• [YOUR TASK] Write out, word for word, every line from the one containing "What data populates" through the last line of the records below, both ends included.

-.-.-

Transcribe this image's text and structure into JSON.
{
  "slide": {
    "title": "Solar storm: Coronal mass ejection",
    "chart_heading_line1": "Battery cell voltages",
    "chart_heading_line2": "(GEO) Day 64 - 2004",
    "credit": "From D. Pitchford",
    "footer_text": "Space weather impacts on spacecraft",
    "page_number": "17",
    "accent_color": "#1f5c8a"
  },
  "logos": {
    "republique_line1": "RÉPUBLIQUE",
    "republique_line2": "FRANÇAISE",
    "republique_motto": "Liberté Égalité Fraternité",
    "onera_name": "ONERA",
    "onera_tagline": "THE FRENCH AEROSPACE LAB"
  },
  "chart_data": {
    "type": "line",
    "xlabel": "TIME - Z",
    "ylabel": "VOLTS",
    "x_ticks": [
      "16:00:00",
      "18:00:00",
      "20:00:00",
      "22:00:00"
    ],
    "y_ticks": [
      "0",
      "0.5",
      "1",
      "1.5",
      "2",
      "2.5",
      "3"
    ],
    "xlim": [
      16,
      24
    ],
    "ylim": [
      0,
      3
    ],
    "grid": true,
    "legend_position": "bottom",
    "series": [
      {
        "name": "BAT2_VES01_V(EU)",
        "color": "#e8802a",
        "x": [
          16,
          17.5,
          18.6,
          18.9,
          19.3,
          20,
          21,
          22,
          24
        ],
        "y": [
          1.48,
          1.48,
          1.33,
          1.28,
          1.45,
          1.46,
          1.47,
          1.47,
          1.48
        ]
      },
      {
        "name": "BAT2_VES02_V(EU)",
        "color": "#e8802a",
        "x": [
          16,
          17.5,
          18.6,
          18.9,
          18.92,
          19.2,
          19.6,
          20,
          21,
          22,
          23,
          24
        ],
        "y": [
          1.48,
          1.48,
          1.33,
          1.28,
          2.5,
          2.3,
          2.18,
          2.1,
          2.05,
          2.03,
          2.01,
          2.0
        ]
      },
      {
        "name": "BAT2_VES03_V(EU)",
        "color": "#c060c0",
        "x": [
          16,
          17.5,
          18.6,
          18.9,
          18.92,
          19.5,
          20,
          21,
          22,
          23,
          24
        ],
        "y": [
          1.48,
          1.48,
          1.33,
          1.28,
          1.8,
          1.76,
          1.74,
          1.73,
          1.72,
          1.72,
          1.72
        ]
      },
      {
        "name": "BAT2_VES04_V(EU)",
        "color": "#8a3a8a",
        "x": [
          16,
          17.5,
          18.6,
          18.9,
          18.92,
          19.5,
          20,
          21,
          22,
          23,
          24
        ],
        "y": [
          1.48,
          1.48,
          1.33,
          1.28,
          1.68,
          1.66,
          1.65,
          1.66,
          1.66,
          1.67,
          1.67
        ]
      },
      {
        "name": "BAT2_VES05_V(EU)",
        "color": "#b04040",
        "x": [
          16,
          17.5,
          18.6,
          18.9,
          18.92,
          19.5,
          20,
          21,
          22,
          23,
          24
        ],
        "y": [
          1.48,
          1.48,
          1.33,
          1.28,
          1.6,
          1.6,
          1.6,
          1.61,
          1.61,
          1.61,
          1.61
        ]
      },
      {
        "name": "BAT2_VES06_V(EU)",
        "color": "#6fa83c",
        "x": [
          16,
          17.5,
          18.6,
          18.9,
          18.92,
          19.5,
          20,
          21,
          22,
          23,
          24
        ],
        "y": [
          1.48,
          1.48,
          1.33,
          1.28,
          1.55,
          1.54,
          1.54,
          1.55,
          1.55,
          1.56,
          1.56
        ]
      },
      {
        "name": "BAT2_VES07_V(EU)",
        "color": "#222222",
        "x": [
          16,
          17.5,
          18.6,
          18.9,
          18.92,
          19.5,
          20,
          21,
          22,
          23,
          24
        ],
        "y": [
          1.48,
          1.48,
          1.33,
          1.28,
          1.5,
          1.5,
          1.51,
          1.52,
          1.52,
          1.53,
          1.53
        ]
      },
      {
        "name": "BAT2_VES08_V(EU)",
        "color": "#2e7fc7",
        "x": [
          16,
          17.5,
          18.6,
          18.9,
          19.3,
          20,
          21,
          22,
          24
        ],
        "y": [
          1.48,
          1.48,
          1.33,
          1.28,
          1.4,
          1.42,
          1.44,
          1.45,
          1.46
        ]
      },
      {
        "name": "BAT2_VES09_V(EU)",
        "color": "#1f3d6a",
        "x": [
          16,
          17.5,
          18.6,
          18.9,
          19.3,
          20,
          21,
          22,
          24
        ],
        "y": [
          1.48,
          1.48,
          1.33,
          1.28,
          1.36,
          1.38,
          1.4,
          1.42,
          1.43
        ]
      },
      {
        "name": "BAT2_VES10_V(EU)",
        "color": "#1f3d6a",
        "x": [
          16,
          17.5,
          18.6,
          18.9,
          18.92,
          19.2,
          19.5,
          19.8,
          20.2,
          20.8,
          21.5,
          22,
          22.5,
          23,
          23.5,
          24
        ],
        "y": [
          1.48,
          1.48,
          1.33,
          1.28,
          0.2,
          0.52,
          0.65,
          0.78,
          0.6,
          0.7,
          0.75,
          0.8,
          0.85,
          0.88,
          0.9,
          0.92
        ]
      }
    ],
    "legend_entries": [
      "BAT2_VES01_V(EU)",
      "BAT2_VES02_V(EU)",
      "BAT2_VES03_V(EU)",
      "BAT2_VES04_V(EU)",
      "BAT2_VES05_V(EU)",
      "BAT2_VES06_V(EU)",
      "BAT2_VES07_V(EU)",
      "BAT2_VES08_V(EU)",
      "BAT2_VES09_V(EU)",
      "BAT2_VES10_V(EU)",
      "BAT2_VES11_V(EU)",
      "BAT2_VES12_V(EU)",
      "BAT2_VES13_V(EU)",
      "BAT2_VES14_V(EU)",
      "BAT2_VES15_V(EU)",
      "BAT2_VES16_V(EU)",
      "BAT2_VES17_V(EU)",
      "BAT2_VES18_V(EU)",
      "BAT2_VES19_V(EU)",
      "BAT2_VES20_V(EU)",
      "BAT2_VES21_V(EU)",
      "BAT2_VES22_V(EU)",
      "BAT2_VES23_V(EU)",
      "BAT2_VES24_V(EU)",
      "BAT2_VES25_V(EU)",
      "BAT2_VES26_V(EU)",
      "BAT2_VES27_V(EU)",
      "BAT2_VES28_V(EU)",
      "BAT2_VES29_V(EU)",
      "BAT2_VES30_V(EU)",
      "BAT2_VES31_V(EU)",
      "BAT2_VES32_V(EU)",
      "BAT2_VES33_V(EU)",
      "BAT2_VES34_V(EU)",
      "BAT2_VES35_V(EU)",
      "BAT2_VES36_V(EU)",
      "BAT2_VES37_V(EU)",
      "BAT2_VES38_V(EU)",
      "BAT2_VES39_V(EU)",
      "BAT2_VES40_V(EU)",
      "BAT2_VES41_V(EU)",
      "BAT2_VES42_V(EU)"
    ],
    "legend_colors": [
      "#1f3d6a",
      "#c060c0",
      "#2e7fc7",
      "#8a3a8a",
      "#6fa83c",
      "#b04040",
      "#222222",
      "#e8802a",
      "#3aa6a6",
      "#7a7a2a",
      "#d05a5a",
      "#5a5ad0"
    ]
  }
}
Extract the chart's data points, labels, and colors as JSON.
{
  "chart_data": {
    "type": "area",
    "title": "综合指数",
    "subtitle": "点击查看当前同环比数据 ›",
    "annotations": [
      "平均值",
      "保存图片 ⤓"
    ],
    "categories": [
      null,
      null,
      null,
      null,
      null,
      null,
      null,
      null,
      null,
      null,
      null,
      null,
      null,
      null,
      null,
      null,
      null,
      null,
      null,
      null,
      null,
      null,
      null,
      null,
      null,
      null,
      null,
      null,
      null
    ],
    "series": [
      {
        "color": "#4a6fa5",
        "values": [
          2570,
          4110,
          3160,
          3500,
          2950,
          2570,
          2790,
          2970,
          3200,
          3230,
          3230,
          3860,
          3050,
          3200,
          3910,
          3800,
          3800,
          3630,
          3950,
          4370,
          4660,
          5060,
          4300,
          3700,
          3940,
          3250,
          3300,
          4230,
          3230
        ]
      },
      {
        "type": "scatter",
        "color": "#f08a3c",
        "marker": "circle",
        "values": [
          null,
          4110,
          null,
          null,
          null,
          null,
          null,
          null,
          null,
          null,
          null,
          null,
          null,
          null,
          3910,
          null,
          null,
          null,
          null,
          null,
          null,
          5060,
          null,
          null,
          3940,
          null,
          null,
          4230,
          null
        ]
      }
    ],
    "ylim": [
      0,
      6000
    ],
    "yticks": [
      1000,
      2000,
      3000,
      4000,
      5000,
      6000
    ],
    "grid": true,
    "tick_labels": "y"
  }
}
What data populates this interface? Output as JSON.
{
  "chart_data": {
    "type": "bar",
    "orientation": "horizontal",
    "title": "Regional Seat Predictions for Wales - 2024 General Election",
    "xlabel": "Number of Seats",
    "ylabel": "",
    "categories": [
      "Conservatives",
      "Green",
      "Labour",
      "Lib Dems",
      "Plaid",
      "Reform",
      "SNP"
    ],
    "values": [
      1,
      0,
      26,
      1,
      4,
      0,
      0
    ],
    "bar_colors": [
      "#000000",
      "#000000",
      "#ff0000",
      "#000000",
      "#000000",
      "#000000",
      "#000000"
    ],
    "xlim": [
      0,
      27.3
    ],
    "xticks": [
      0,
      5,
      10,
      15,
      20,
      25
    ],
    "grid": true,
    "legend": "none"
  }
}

-.-.-

• [ANSWER TO THIS TASK]
What data populates this interface? Output as JSON.
{
  "chart_data": {
    "type": "bar",
    "orientation": "horizontal",
    "title": "Regional Seat Predictions for Wales - 2024 General Election",
    "xlabel": "Number of Seats",
    "ylabel": "",
    "categories": [
      "Conservatives",
      "Green",
      "Labour",
      "Lib Dems",
      "Plaid",
      "Reform",
      "SNP"
    ],
    "values": [
      1,
      0,
      26,
      1,
      4,
      0,
      0
    ],
    "bar_colors": [
      "#000000",
      "#000000",
      "#ff0000",
      "#000000",
      "#000000",
      "#000000",
      "#000000"
    ],
    "xlim": [
      0,
      27.3
    ],
    "xticks": [
      0,
      5,
      10,
      15,
      20,
      25
    ],
    "grid": true,
    "legend": "none"
  }
}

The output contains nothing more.